__Job__. Check each line of the records below for the word "JSON" and copy those where it appears.
::: Data to process
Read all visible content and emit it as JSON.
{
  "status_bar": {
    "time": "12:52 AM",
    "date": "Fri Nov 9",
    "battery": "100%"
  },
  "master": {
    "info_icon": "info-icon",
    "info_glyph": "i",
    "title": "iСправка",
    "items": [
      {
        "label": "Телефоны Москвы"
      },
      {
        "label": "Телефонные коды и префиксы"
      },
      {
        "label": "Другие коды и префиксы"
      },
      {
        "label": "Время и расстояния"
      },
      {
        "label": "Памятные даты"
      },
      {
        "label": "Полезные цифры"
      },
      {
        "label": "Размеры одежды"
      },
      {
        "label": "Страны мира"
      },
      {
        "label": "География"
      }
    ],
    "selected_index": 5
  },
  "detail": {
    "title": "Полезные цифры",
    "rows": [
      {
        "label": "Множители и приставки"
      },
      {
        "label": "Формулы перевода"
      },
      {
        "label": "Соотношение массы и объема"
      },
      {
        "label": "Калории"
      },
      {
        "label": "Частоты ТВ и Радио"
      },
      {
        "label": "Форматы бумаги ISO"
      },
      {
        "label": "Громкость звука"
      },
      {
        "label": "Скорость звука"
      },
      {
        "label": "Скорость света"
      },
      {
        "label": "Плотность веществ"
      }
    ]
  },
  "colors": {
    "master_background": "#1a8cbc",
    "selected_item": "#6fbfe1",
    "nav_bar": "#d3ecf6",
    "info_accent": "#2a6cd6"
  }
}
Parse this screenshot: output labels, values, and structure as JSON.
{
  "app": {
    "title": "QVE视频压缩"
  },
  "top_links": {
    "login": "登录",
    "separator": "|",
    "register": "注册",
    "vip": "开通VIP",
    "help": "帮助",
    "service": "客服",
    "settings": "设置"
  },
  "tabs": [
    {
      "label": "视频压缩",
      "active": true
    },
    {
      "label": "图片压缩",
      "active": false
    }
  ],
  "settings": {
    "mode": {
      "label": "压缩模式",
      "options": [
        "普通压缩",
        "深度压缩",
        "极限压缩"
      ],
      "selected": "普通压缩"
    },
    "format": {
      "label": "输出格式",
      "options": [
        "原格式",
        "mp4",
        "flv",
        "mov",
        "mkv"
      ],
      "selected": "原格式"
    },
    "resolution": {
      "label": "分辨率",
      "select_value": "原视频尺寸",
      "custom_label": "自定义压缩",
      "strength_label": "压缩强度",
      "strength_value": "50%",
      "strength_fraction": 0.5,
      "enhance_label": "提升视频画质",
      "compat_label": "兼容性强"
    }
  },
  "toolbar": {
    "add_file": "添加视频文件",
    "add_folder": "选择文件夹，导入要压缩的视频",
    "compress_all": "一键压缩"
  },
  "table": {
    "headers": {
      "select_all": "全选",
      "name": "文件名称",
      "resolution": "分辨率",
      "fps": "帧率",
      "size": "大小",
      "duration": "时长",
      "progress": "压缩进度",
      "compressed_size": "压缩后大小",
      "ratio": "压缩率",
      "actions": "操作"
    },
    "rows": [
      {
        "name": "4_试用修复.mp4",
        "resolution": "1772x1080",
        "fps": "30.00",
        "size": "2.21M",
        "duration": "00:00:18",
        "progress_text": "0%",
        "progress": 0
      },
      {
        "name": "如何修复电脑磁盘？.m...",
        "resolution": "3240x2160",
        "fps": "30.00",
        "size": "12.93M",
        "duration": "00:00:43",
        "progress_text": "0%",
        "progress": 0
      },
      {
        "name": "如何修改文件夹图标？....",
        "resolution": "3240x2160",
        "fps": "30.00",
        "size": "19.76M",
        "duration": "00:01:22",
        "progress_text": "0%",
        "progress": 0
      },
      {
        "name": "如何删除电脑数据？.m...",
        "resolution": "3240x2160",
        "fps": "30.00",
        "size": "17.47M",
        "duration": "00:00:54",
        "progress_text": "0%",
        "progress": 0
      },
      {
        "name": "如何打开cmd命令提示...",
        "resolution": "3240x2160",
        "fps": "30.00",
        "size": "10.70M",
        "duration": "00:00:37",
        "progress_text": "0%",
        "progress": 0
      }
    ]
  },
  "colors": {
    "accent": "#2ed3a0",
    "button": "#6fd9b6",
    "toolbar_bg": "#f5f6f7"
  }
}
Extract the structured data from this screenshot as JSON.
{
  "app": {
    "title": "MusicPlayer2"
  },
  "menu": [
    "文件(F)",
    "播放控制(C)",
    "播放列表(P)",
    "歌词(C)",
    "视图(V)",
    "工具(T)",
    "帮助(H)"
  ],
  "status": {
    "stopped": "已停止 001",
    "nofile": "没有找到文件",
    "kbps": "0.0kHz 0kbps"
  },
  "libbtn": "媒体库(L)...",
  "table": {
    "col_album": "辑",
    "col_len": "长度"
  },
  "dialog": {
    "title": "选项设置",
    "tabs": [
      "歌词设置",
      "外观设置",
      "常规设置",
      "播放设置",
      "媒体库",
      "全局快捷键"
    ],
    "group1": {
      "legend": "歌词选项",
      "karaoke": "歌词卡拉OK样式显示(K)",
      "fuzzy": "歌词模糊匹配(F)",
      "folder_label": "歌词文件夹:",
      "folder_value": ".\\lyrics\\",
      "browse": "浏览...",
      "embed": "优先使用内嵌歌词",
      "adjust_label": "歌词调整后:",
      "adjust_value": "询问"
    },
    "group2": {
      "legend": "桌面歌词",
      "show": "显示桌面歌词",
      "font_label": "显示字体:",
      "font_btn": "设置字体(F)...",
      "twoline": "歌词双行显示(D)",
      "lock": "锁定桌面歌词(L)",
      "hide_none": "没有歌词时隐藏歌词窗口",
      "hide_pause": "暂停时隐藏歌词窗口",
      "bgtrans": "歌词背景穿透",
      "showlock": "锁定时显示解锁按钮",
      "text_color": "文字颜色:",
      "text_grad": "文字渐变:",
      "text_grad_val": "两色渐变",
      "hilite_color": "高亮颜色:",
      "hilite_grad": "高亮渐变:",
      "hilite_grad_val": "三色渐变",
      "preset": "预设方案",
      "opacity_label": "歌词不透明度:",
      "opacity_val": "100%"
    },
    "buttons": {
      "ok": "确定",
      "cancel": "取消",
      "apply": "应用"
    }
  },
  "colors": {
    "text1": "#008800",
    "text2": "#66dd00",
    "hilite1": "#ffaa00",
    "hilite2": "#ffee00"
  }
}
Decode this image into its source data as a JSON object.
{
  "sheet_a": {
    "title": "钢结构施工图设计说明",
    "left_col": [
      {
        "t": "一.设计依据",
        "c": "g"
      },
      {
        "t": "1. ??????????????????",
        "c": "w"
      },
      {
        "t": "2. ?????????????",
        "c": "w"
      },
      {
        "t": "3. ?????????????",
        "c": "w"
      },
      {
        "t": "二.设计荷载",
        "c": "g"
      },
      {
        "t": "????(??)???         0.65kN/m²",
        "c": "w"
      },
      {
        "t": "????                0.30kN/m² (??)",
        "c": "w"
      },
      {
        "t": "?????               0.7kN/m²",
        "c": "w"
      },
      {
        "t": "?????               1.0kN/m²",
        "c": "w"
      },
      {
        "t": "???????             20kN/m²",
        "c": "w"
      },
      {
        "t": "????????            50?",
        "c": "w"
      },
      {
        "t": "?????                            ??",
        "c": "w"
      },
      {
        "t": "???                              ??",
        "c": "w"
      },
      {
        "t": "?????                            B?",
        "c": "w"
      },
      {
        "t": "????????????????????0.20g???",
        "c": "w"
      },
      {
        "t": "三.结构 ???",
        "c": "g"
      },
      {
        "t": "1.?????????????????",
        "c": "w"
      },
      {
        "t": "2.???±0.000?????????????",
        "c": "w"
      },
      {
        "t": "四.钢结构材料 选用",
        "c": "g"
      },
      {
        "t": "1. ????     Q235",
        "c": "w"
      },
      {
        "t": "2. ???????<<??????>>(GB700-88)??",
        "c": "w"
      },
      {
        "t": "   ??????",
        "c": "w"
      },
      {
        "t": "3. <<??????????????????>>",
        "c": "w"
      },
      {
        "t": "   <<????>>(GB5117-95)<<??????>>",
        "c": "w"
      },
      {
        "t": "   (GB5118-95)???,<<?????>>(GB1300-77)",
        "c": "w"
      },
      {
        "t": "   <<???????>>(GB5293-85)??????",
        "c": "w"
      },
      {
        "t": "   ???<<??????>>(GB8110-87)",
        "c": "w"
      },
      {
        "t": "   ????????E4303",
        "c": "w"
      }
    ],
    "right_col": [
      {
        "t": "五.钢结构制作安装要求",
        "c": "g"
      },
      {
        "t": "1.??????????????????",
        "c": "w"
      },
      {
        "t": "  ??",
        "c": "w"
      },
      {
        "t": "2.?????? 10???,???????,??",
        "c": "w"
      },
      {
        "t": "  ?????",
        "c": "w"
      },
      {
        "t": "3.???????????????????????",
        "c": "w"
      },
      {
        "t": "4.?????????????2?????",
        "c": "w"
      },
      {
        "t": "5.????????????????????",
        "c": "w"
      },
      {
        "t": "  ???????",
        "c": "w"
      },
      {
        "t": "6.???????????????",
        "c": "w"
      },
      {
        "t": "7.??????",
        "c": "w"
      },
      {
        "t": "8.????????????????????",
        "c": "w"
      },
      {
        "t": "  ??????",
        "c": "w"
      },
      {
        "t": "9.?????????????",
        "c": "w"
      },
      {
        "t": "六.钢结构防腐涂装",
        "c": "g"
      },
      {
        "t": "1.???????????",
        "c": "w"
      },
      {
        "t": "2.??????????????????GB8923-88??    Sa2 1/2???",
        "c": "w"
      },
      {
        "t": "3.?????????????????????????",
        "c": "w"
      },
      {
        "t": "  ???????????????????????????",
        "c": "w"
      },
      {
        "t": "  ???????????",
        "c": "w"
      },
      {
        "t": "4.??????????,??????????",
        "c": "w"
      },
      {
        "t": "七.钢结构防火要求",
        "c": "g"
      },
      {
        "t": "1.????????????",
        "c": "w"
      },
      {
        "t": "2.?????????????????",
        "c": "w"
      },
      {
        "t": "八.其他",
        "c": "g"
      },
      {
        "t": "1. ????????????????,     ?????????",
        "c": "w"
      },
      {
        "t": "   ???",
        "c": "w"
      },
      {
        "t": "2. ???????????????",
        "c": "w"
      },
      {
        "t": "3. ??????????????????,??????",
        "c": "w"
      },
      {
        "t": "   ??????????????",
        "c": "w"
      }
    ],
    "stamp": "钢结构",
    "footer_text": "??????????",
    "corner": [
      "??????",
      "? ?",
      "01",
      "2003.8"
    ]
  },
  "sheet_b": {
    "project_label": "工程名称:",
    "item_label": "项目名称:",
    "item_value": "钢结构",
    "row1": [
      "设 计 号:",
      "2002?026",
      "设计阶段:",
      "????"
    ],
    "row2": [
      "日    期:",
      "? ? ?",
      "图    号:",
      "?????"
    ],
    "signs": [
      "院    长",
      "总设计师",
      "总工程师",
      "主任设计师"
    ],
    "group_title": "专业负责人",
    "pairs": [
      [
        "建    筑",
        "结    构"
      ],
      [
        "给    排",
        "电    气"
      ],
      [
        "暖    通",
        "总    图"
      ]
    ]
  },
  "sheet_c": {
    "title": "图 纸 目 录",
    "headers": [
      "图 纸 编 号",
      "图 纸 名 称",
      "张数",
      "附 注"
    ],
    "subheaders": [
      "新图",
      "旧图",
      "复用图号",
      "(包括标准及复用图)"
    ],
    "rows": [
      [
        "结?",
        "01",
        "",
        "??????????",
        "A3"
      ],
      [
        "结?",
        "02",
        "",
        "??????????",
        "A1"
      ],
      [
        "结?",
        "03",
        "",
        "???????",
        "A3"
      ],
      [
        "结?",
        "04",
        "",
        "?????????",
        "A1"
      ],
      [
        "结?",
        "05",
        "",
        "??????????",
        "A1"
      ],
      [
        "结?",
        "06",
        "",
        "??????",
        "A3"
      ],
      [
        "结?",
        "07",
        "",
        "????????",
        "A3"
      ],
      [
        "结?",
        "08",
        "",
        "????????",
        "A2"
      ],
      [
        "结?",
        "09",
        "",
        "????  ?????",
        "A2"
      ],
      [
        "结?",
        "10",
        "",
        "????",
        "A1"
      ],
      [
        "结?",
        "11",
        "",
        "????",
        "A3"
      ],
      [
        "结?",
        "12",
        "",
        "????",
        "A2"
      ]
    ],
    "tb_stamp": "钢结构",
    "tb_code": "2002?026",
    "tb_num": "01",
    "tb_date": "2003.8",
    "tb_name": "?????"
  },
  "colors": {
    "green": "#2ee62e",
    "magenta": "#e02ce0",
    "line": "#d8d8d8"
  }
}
::::::
__Written reply__.
Read all visible content and emit it as JSON.
Parse this screenshot: output labels, values, and structure as JSON.
Extract the structured data from this screenshot as JSON.
Decode this image into its source data as a JSON object.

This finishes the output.